- [Requirement] From the entries below, gather every line containing the string "smile".

═════ Task data

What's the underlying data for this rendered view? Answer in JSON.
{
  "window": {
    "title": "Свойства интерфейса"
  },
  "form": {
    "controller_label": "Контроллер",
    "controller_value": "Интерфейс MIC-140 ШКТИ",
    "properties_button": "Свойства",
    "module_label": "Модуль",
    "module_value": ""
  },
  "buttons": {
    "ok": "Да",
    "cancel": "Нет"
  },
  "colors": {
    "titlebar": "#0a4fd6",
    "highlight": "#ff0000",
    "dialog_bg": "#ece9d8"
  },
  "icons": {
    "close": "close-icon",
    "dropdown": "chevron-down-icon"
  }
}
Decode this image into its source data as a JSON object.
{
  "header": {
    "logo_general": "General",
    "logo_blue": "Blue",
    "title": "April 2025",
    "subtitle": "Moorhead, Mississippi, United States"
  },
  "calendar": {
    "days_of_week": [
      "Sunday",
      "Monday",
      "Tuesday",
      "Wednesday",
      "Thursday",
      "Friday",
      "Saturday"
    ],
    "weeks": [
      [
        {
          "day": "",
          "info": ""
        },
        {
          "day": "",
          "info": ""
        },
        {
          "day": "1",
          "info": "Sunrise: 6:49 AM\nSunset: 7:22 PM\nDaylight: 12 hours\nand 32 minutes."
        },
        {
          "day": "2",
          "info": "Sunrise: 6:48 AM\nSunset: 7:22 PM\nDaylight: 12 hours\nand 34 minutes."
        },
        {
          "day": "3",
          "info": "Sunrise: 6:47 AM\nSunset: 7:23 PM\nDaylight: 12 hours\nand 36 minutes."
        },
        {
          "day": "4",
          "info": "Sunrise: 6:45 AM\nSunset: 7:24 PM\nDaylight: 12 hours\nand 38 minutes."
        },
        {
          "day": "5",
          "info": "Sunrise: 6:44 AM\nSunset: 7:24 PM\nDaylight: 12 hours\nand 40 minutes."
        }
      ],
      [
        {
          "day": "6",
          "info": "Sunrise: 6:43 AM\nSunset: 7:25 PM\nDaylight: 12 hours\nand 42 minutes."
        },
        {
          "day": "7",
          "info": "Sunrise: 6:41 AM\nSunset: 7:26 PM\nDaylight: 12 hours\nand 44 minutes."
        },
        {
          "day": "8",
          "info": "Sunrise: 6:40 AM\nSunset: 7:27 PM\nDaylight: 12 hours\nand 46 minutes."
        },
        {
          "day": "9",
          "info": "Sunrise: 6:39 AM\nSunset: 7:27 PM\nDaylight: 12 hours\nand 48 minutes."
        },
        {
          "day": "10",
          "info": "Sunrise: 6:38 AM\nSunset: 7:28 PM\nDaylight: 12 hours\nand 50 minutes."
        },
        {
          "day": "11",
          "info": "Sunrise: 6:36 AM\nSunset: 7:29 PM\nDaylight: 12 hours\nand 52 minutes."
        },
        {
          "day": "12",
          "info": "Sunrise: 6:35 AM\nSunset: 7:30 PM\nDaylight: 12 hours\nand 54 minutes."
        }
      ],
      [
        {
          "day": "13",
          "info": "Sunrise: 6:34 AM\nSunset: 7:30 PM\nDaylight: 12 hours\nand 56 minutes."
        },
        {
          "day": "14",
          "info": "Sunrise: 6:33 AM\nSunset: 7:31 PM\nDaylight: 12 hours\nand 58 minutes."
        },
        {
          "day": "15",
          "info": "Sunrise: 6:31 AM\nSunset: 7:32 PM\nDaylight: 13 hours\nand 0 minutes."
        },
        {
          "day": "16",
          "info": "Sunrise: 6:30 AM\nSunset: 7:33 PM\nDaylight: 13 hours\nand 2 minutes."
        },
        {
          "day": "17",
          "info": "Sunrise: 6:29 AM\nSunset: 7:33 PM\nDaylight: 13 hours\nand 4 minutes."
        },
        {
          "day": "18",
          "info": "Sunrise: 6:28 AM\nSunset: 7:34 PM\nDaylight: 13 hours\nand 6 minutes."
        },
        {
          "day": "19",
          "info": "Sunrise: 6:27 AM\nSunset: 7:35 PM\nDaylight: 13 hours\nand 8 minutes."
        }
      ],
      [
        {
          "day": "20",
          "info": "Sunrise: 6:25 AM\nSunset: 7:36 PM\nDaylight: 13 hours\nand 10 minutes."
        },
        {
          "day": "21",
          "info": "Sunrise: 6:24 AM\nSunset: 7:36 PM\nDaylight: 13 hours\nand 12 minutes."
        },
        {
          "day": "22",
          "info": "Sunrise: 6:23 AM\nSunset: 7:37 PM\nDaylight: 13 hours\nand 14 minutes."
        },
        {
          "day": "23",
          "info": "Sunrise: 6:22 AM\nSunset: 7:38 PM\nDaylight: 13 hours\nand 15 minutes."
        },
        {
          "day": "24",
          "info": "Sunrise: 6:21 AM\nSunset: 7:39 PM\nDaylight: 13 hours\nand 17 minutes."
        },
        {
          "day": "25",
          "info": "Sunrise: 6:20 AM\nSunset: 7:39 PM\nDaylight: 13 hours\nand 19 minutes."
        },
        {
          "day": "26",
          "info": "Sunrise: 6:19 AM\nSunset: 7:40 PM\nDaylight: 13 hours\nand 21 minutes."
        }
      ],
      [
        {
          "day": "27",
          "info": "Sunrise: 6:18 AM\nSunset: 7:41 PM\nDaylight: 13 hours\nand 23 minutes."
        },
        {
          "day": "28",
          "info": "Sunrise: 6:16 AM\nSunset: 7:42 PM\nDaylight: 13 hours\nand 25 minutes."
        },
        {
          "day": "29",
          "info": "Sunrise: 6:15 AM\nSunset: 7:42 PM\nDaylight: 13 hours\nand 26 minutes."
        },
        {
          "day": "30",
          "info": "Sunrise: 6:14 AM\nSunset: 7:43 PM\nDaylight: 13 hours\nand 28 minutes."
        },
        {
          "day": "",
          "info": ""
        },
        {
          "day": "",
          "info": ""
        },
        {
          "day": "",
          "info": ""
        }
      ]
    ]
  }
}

══════════
═════ Task data

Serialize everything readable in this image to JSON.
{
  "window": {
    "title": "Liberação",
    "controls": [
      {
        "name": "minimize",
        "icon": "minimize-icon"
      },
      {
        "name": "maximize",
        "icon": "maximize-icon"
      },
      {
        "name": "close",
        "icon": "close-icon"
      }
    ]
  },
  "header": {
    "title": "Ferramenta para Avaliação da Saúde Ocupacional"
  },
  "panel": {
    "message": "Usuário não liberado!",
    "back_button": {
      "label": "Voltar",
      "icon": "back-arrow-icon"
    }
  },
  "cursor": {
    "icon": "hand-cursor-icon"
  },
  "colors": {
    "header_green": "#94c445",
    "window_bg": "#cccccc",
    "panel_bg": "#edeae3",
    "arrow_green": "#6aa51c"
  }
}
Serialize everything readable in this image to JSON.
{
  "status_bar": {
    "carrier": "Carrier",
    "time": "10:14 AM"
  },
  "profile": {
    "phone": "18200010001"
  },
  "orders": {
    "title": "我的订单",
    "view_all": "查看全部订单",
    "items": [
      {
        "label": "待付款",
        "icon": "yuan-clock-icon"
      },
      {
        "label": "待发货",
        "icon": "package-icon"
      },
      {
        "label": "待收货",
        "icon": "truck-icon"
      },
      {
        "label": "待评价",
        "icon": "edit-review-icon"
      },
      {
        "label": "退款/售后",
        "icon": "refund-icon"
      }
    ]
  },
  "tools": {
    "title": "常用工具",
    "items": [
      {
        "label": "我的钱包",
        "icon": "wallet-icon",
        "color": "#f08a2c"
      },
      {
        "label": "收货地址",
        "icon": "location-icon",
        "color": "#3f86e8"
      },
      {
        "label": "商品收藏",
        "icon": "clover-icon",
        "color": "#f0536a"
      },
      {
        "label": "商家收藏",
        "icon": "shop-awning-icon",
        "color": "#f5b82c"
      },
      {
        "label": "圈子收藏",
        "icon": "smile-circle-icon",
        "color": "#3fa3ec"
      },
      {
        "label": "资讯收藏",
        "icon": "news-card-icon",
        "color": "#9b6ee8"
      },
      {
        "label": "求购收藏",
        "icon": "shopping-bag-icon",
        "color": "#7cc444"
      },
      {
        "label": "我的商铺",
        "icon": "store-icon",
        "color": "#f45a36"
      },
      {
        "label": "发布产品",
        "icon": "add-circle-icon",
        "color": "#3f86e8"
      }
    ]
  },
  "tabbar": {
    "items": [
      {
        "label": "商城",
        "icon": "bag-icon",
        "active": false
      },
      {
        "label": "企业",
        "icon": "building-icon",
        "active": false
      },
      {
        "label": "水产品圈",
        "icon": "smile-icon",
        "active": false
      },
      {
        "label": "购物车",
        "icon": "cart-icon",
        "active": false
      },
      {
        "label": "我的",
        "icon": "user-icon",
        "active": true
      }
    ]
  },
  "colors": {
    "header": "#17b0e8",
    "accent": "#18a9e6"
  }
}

══════════
═════ Task data

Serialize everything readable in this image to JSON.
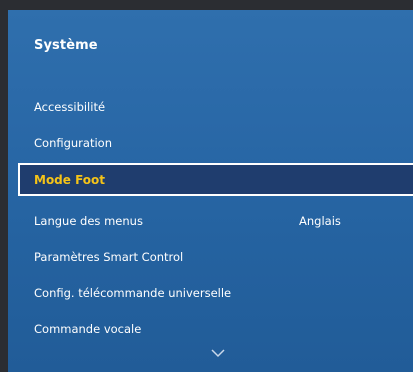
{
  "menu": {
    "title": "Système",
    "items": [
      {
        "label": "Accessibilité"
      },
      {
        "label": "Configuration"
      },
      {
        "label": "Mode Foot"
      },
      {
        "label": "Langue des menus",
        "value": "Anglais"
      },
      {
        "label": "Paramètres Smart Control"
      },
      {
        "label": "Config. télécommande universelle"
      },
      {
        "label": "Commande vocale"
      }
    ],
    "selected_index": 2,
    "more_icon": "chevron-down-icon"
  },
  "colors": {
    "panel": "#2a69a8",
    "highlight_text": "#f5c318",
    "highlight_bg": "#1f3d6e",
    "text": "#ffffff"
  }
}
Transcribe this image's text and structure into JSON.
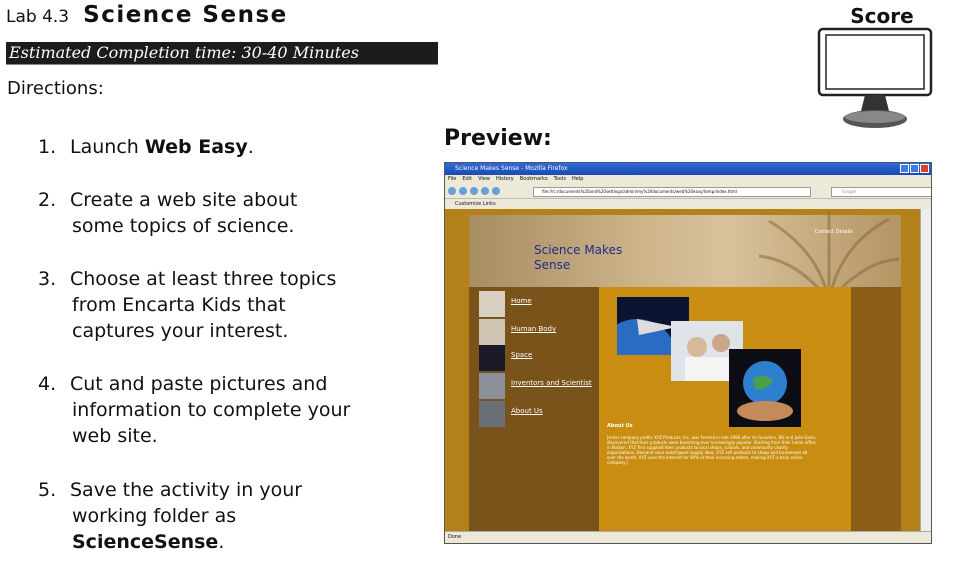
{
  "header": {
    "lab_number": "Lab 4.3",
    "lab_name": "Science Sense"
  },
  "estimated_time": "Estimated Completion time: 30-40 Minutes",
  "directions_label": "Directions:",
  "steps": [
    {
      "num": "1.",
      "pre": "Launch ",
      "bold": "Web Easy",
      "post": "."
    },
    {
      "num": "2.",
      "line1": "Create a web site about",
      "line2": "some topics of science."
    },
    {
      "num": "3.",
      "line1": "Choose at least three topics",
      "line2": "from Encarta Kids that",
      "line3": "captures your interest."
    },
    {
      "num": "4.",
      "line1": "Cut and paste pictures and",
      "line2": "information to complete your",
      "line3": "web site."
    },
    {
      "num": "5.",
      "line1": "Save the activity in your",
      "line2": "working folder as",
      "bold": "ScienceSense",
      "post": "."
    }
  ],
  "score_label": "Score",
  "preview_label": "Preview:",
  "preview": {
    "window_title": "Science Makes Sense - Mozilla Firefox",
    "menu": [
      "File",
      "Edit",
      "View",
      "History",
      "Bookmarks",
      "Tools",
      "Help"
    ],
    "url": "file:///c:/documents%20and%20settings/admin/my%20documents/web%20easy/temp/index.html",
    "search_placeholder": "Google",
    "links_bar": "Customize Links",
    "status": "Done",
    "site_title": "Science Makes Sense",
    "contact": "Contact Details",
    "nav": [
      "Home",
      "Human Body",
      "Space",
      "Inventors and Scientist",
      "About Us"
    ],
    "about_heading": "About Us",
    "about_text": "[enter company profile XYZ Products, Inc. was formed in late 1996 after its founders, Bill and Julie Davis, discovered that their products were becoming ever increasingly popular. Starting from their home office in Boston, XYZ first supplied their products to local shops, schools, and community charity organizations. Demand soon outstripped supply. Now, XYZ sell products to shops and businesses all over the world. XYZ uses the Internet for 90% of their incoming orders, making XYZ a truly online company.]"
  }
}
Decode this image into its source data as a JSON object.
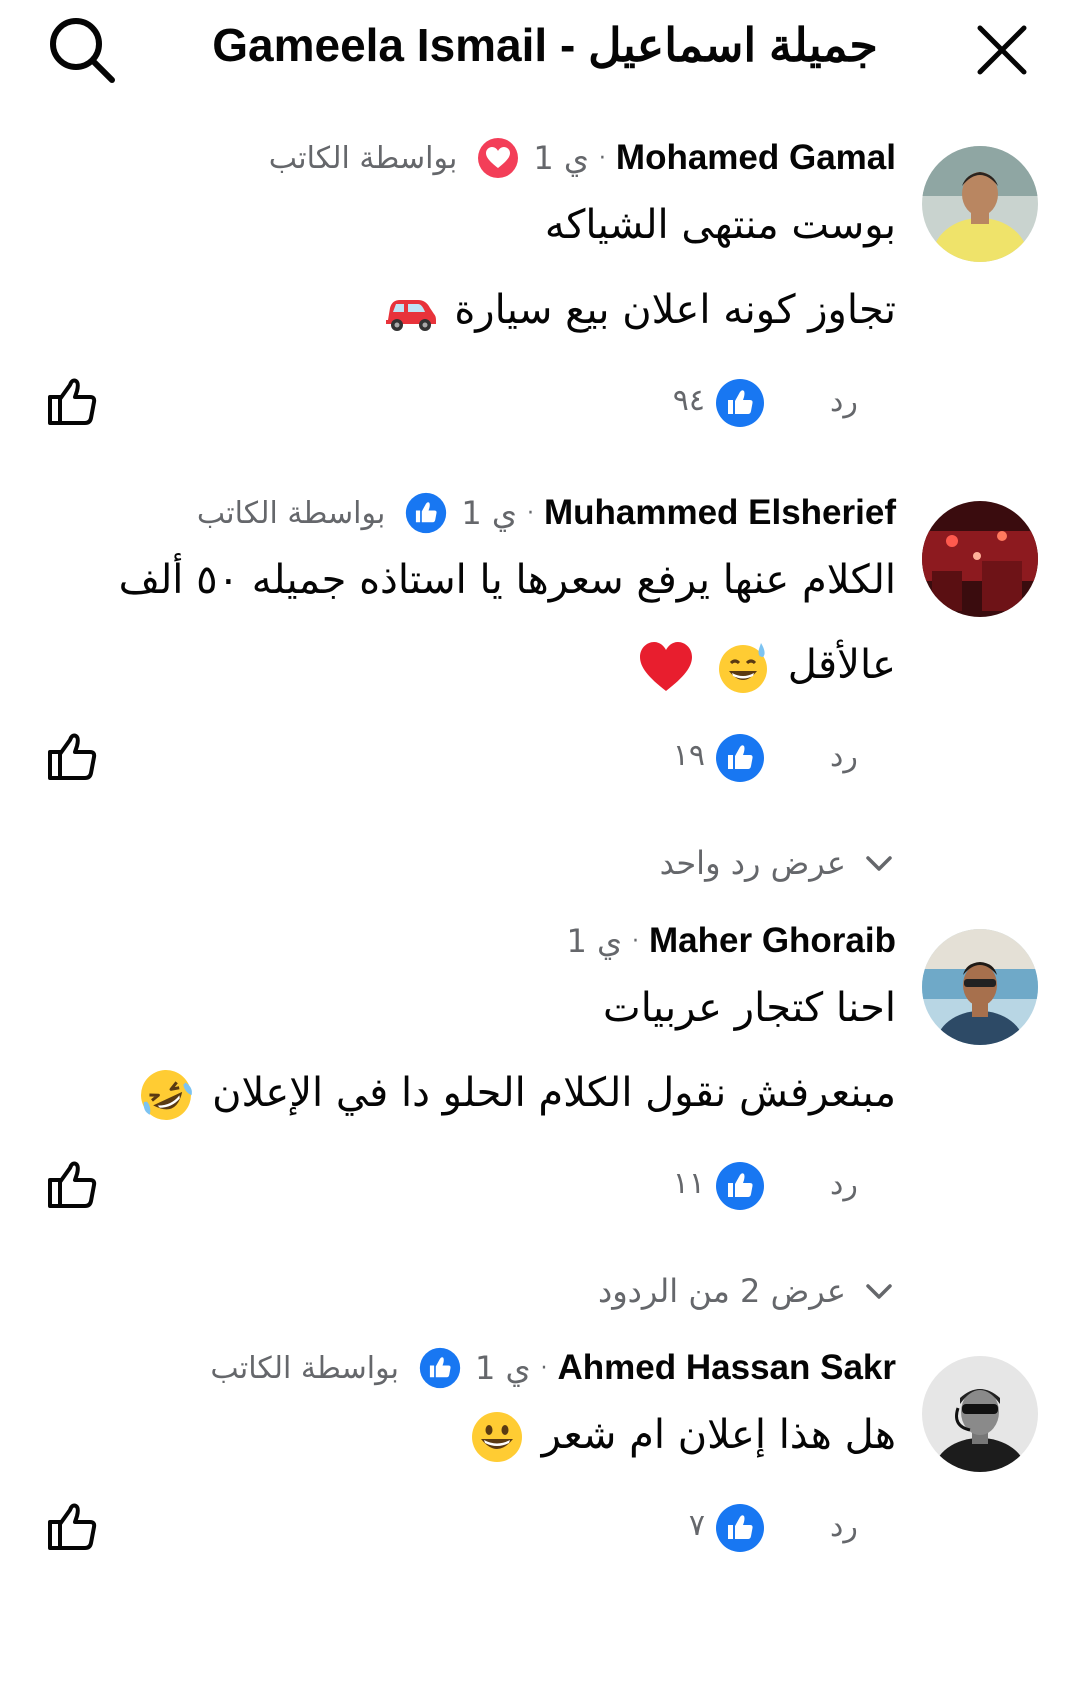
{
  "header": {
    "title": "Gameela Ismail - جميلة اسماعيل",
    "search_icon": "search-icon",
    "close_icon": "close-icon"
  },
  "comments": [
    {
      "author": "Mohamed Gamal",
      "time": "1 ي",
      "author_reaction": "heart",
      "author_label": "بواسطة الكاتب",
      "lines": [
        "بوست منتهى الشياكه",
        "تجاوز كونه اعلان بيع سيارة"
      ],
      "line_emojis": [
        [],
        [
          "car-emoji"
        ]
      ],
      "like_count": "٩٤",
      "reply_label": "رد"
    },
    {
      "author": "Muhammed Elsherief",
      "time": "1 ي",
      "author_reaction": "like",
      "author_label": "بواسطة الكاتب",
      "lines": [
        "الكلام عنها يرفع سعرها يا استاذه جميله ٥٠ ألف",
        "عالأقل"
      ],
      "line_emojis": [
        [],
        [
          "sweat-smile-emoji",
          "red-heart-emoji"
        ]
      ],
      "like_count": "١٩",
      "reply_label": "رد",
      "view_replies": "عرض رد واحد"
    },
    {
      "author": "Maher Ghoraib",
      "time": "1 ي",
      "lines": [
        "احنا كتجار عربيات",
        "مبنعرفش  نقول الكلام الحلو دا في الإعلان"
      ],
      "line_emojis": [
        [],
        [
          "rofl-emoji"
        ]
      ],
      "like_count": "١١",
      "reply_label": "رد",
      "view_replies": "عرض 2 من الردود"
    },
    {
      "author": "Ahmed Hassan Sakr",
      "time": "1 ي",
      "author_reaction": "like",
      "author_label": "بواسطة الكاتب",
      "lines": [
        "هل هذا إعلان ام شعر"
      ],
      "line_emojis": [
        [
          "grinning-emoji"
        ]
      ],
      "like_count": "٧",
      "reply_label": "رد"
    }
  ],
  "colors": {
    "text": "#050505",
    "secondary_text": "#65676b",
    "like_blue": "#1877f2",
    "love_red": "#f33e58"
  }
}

══════════

- [Exercise response]
        "icon": "smile-circle-icon",
        "icon": "smile-icon",
          "sweat-smile-emoji",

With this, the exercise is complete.